(Spatial layout data)
## START

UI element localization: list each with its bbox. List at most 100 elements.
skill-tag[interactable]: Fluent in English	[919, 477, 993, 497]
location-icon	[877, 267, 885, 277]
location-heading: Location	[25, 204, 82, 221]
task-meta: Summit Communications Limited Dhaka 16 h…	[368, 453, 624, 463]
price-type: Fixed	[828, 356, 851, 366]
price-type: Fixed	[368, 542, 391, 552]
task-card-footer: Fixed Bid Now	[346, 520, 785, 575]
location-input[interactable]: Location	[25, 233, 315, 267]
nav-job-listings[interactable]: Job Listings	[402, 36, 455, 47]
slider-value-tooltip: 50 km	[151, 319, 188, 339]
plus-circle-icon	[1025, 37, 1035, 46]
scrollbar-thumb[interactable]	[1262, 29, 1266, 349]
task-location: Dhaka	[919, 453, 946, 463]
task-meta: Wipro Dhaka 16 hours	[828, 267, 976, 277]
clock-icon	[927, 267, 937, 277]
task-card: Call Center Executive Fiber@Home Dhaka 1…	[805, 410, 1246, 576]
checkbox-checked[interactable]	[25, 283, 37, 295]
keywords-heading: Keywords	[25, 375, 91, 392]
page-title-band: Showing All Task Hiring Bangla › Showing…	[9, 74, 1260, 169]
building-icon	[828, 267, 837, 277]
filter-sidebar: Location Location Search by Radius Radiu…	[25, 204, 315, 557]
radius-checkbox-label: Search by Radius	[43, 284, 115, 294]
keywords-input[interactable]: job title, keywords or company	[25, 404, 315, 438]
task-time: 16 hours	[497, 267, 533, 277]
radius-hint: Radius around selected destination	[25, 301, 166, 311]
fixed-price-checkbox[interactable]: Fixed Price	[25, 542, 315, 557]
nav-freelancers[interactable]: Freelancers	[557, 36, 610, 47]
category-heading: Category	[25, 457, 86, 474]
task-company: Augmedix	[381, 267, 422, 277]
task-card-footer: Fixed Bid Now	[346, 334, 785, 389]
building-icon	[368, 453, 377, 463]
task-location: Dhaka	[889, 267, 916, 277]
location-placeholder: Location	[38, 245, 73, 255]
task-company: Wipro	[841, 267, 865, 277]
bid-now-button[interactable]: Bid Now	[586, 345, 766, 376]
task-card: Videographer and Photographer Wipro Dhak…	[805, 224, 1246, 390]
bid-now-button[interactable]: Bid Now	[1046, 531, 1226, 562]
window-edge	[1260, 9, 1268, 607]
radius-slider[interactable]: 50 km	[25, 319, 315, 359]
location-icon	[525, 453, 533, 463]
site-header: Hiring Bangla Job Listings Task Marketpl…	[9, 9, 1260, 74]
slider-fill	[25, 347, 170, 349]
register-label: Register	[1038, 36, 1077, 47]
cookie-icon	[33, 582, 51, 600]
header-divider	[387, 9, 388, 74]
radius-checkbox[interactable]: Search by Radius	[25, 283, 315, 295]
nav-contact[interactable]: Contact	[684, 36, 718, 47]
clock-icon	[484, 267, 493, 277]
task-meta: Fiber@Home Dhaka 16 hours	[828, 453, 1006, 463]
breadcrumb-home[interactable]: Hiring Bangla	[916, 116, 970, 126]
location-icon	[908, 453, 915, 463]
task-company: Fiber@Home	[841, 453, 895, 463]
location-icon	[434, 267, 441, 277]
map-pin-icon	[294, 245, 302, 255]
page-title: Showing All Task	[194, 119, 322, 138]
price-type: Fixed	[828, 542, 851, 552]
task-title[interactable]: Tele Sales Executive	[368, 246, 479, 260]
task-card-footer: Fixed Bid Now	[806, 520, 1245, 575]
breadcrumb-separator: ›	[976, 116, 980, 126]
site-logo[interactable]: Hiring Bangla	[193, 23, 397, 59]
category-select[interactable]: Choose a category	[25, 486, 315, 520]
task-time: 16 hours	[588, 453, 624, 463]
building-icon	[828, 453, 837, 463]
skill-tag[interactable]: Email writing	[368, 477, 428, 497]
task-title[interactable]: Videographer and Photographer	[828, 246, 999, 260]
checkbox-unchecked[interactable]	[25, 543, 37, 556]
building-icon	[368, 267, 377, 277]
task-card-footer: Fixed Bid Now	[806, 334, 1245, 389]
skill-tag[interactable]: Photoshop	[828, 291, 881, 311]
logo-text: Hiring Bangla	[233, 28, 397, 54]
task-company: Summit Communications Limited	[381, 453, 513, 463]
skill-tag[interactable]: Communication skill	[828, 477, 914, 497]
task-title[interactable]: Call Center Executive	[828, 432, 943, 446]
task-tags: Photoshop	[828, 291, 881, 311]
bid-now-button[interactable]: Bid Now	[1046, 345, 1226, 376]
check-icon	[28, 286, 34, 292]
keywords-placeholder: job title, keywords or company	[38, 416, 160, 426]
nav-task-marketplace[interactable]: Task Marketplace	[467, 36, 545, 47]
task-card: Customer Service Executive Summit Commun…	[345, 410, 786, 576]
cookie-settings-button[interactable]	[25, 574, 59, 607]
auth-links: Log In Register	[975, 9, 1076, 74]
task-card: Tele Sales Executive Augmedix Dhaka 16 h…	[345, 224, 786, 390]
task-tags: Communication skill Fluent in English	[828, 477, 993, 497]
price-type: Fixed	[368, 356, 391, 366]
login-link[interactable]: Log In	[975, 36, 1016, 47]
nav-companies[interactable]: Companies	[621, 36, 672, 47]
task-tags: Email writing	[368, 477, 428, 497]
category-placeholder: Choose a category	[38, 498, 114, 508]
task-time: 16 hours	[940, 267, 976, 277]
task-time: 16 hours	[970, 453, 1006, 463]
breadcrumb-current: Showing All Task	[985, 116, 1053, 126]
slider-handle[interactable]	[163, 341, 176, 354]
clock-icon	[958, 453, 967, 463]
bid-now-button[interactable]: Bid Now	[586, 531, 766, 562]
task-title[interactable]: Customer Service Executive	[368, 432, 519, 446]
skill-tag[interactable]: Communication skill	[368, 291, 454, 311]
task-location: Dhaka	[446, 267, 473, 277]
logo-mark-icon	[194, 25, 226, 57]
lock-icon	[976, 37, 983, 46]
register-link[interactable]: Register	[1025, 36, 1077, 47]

## END

• _DIRECTIONS_
Reproduce the data verbatim from its first line through the line containing "520, 785, 575]", including both of those lines.

• _EXERCISE OUTPUT_
UI element localization: list each with its bbox. List at most 100 elements.
skill-tag[interactable]: Fluent in English	[919, 477, 993, 497]
location-icon	[877, 267, 885, 277]
location-heading: Location	[25, 204, 82, 221]
task-meta: Summit Communications Limited Dhaka 16 h…	[368, 453, 624, 463]
price-type: Fixed	[828, 356, 851, 366]
price-type: Fixed	[368, 542, 391, 552]
task-card-footer: Fixed Bid Now	[346, 520, 785, 575]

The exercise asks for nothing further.